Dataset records

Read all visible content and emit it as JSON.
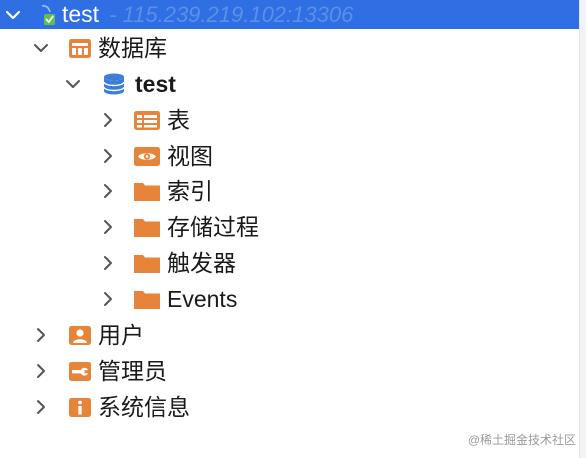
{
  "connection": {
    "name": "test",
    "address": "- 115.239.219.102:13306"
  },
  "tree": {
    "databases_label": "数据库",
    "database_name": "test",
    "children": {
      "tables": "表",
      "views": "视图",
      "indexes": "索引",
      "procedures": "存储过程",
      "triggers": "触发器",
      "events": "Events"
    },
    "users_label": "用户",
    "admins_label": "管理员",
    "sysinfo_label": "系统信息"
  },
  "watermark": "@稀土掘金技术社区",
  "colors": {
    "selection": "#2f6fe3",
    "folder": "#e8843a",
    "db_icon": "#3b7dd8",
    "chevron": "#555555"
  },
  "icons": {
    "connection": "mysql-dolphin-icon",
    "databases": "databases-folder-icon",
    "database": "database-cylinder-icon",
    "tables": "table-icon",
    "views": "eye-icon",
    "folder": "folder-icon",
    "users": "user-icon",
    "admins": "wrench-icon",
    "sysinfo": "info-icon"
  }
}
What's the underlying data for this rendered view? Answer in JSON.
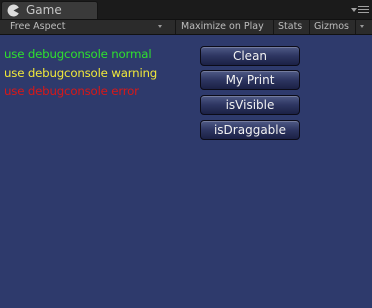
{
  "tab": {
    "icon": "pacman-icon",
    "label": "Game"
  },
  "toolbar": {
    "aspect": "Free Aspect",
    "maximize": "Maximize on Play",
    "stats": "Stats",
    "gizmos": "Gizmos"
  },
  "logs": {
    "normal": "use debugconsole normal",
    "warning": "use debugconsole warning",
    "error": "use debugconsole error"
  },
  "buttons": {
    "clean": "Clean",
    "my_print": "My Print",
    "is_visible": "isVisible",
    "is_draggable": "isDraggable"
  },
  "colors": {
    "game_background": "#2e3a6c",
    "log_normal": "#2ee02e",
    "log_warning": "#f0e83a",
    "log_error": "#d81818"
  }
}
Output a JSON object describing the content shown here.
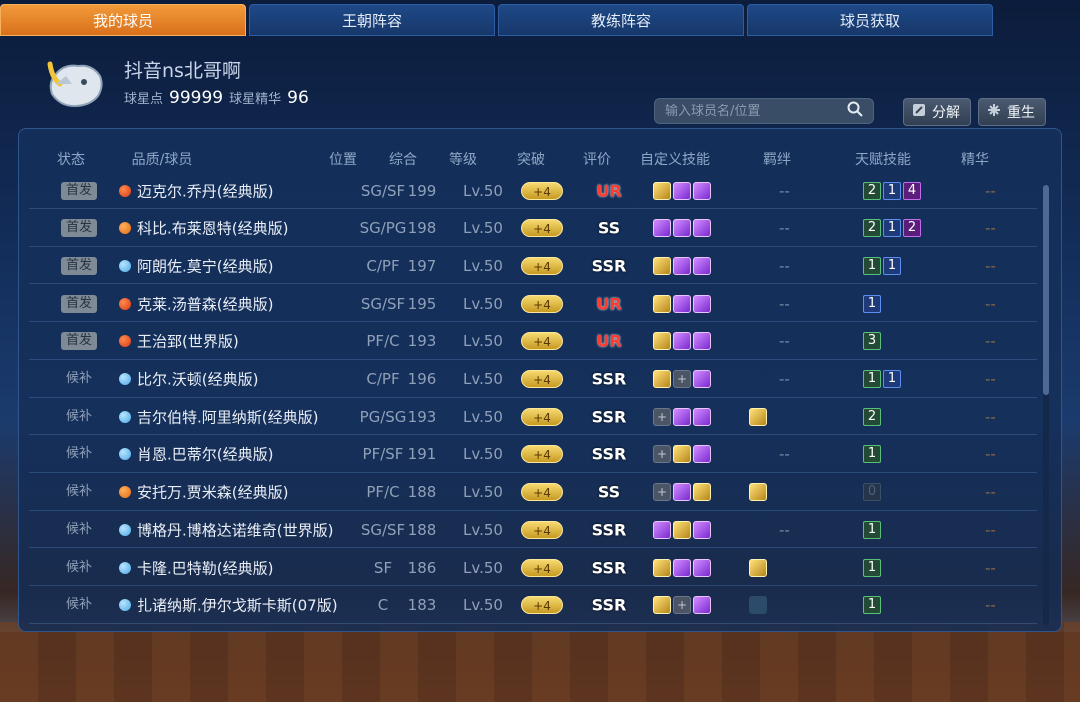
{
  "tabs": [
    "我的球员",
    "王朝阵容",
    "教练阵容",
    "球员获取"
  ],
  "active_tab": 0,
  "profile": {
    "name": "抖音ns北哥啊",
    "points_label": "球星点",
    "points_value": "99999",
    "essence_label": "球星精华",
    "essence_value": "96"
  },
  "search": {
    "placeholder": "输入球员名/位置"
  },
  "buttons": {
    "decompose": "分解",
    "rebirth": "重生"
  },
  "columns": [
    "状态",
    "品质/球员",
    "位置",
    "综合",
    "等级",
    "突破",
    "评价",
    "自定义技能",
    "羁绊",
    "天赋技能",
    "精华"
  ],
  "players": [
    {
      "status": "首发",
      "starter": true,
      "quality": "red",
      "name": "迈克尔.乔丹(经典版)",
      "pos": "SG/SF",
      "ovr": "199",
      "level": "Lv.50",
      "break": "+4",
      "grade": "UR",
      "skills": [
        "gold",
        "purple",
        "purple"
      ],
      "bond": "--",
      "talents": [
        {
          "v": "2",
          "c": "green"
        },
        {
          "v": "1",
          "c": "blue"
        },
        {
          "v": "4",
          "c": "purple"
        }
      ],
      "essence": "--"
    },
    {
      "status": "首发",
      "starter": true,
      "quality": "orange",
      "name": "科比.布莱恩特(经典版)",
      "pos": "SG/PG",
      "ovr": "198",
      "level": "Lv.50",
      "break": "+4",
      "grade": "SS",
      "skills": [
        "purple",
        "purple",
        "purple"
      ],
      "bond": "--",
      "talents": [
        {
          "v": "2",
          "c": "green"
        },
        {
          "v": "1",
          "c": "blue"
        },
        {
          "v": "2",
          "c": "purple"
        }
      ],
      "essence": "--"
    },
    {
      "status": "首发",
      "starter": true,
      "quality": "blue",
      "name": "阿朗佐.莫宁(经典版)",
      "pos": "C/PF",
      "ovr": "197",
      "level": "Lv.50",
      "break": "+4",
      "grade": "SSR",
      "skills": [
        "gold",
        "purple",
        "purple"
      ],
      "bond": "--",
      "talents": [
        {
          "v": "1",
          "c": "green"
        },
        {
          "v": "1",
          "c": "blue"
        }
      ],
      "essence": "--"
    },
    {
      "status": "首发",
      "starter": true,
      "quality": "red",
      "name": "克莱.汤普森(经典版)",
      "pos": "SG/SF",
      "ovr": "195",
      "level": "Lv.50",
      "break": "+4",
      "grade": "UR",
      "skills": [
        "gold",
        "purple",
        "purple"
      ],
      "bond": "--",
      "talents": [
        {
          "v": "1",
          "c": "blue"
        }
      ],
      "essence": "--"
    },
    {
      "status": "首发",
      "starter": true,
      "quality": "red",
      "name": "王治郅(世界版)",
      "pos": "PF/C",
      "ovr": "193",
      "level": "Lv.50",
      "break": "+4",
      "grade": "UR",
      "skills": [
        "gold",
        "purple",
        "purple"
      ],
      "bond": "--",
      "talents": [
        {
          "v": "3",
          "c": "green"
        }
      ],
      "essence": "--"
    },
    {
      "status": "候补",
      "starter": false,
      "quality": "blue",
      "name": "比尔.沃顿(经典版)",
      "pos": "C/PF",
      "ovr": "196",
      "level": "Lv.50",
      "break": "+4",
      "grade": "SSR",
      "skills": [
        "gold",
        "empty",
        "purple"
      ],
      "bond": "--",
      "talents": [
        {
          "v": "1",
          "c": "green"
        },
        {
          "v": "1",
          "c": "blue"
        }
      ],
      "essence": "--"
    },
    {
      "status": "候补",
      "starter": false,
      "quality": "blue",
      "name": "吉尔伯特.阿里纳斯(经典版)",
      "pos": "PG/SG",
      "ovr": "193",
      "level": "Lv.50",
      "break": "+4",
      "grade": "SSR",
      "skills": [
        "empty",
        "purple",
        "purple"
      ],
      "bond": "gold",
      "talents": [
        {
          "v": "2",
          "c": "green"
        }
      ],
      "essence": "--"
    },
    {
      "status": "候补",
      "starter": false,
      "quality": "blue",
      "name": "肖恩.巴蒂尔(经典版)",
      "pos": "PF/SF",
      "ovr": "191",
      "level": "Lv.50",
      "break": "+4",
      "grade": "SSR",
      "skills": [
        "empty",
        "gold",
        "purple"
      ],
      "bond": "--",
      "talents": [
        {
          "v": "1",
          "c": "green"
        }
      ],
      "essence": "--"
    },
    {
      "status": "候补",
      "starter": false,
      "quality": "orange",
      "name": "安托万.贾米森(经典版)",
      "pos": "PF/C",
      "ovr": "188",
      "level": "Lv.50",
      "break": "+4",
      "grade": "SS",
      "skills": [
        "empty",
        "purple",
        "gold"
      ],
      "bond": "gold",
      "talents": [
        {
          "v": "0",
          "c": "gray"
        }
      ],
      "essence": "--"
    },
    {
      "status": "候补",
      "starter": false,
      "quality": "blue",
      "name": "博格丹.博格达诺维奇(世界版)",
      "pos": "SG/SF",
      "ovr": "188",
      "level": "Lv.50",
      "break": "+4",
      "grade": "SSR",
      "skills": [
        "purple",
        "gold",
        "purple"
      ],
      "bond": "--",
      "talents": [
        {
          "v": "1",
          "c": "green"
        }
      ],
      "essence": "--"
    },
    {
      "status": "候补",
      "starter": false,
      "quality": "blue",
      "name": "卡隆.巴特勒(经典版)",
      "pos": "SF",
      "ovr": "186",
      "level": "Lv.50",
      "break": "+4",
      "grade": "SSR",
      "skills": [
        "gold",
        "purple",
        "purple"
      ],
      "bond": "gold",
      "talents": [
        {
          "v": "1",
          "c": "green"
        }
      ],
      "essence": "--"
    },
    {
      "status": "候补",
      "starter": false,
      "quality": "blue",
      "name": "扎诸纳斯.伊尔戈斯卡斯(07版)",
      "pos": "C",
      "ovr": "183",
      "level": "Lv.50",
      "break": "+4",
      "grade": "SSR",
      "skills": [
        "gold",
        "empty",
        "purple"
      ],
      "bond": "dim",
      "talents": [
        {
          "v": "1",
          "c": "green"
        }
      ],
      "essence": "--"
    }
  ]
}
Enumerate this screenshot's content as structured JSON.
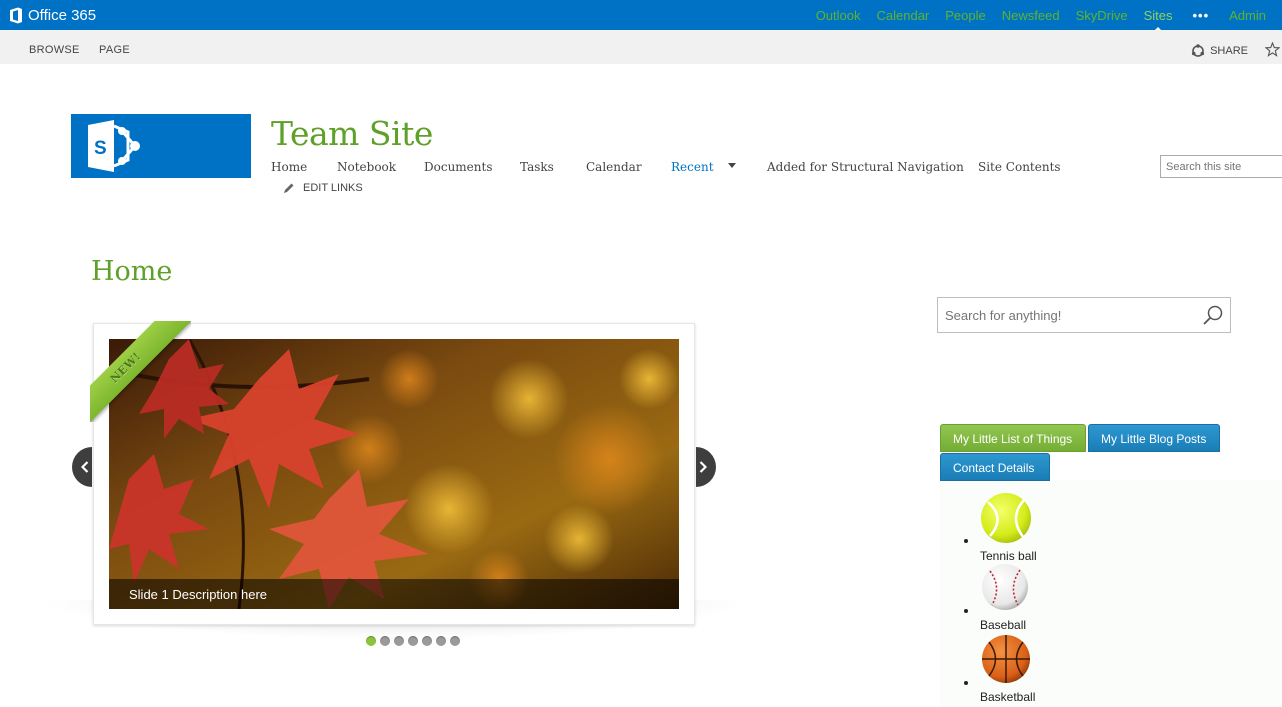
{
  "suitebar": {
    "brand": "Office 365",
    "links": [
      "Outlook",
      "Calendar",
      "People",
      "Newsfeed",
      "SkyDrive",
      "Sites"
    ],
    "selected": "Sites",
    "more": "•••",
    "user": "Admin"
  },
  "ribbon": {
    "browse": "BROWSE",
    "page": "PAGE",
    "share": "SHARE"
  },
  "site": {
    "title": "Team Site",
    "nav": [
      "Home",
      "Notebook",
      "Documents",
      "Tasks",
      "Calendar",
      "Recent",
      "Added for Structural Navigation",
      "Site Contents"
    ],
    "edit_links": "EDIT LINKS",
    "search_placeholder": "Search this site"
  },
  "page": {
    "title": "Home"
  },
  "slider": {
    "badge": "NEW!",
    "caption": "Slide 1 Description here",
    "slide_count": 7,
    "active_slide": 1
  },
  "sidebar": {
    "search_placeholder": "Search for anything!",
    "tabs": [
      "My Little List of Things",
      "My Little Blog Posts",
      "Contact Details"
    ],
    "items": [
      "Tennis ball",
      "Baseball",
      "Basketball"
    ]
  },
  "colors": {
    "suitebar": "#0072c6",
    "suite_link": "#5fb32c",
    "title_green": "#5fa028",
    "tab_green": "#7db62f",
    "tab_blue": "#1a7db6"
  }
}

• [What you need to do]: Drop the pictures, then write out only the lines running from the one containing "Enumerate this screenshot's" through the last line above, both included, exactly.

• [Finished answer]:
Enumerate this screenshot's content as structured JSON.
{
  "suitebar": {
    "brand": "Office 365",
    "links": [
      "Outlook",
      "Calendar",
      "People",
      "Newsfeed",
      "SkyDrive",
      "Sites"
    ],
    "selected": "Sites",
    "more": "•••",
    "user": "Admin"
  },
  "ribbon": {
    "browse": "BROWSE",
    "page": "PAGE",
    "share": "SHARE"
  },
  "site": {
    "title": "Team Site",
    "nav": [
      "Home",
      "Notebook",
      "Documents",
      "Tasks",
      "Calendar",
      "Recent",
      "Added for Structural Navigation",
      "Site Contents"
    ],
    "edit_links": "EDIT LINKS",
    "search_placeholder": "Search this site"
  },
  "page": {
    "title": "Home"
  },
  "slider": {
    "badge": "NEW!",
    "caption": "Slide 1 Description here",
    "slide_count": 7,
    "active_slide": 1
  },
  "sidebar": {
    "search_placeholder": "Search for anything!",
    "tabs": [
      "My Little List of Things",
      "My Little Blog Posts",
      "Contact Details"
    ],
    "items": [
      "Tennis ball",
      "Baseball",
      "Basketball"
    ]
  },
  "colors": {
    "suitebar": "#0072c6",
    "suite_link": "#5fb32c",
    "title_green": "#5fa028",
    "tab_green": "#7db62f",
    "tab_blue": "#1a7db6"
  }
}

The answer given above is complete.